RECORD EXCERPTS

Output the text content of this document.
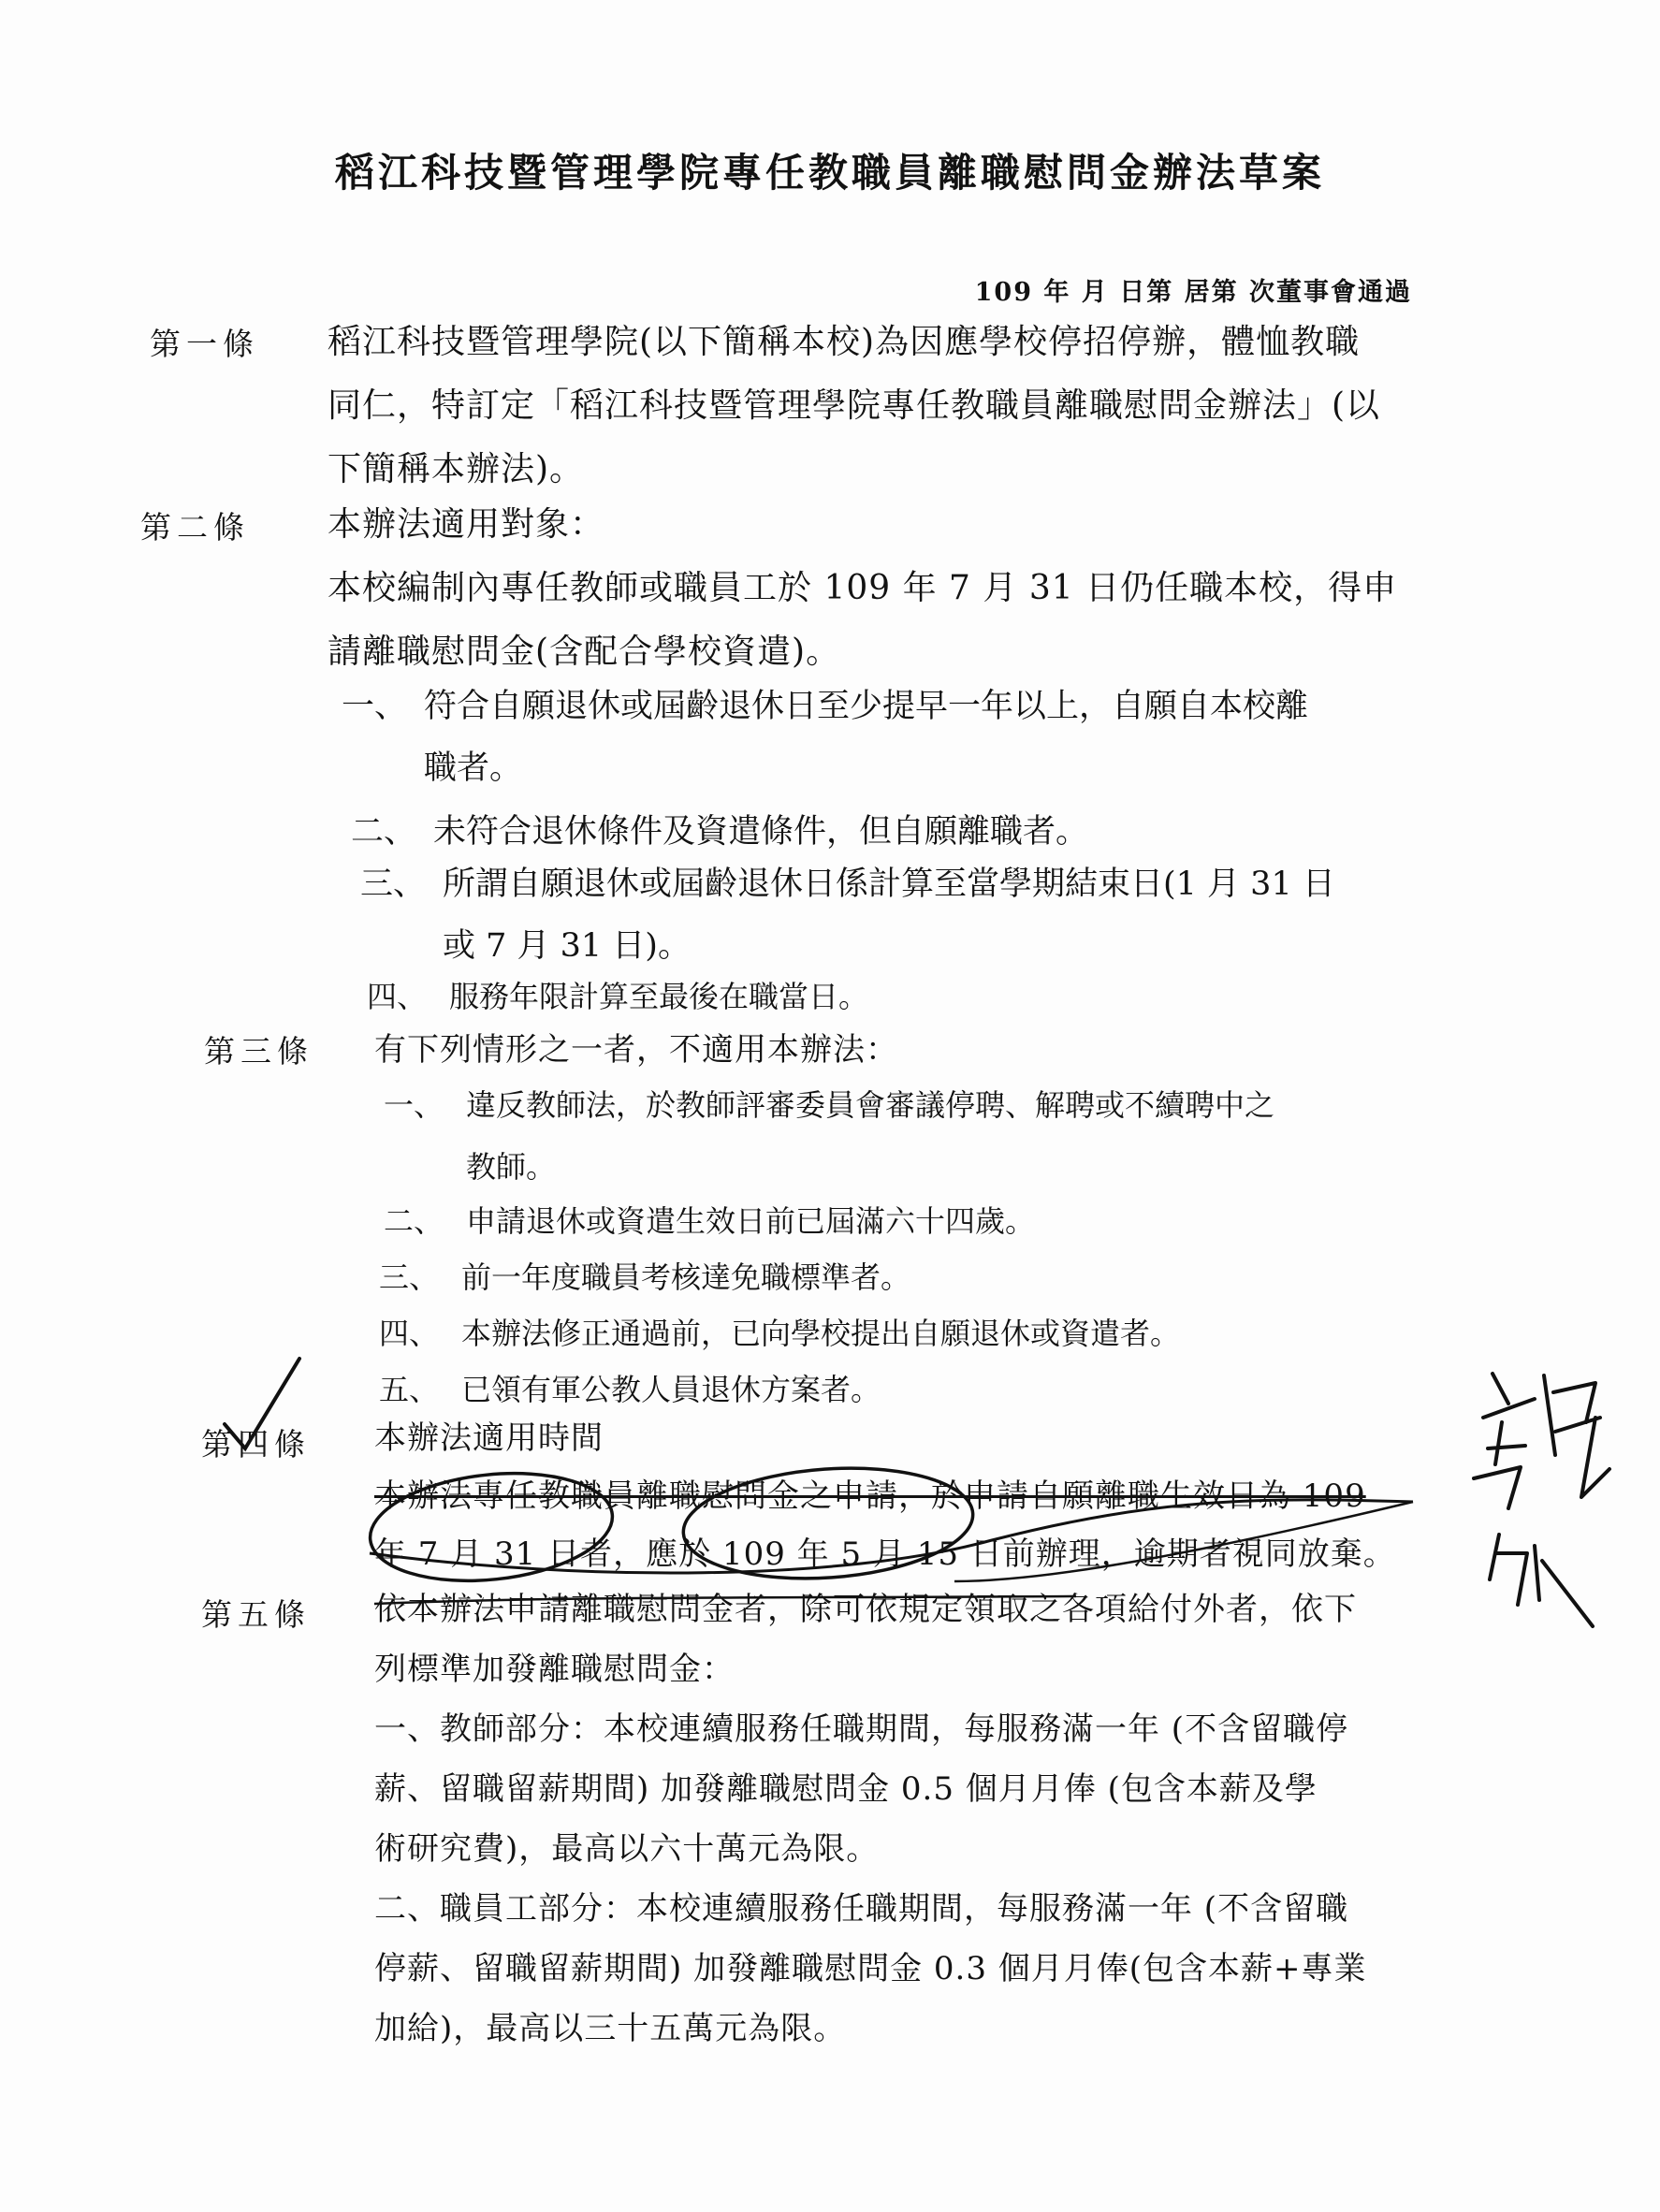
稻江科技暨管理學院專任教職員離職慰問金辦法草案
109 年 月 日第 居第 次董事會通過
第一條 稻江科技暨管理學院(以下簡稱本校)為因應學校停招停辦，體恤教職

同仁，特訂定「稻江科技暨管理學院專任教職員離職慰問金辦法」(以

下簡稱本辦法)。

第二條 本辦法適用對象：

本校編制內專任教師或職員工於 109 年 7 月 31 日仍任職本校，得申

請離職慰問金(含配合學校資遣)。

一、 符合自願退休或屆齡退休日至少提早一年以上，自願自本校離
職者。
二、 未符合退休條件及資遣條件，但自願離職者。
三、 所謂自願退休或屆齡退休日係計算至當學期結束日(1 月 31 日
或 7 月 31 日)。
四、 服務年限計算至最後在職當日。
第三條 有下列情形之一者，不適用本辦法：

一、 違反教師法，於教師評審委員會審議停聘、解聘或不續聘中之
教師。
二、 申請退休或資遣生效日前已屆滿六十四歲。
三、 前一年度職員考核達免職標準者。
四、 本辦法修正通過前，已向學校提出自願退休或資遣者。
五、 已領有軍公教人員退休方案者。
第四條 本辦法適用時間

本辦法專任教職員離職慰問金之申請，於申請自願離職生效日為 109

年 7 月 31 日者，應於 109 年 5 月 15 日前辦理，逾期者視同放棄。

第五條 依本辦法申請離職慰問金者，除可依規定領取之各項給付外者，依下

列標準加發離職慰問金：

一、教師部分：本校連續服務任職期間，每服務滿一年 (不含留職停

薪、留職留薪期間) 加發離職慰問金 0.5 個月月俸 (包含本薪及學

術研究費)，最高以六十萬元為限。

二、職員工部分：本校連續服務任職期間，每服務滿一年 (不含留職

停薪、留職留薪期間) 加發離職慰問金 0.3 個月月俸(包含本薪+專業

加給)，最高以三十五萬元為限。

* * *

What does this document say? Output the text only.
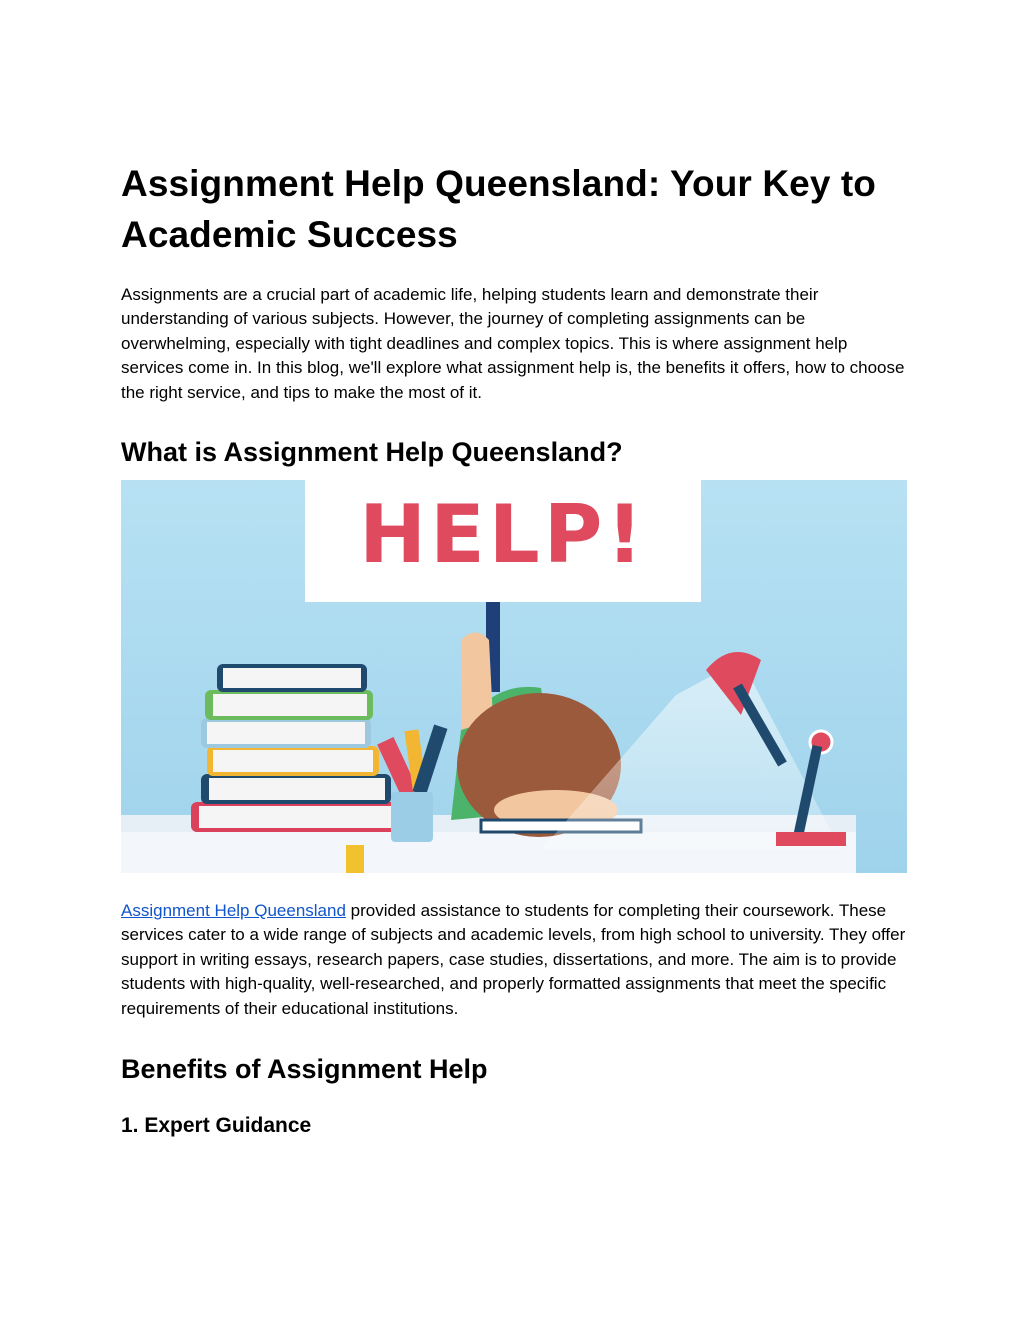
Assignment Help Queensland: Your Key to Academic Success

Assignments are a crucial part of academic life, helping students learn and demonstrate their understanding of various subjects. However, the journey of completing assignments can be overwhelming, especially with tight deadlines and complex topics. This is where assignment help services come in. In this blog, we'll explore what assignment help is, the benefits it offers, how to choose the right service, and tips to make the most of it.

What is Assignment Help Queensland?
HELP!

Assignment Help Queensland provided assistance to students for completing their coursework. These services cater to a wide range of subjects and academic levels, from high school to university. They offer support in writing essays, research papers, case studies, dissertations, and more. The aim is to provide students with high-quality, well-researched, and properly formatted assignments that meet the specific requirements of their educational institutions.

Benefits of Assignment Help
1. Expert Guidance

GOAL OF THE EXERCISE
Copy each line of the preceding data that contains the string "subjects".

SOLUTION FOR THIS TASK
Assignments are a crucial part of academic life, helping students learn and demonstrate their understanding of various subjects. However, the journey of completing assignments can be overwhelming, especially with tight deadlines and complex topics. This is where assignment help services come in. In this blog, we'll explore what assignment help is, the benefits it offers, how to choose the right service, and tips to make the most of it.
Assignment Help Queensland provided assistance to students for completing their coursework. These services cater to a wide range of subjects and academic levels, from high school to university. They offer support in writing essays, research papers, case studies, dissertations, and more. The aim is to provide students with high-quality, well-researched, and properly formatted assignments that meet the specific requirements of their educational institutions.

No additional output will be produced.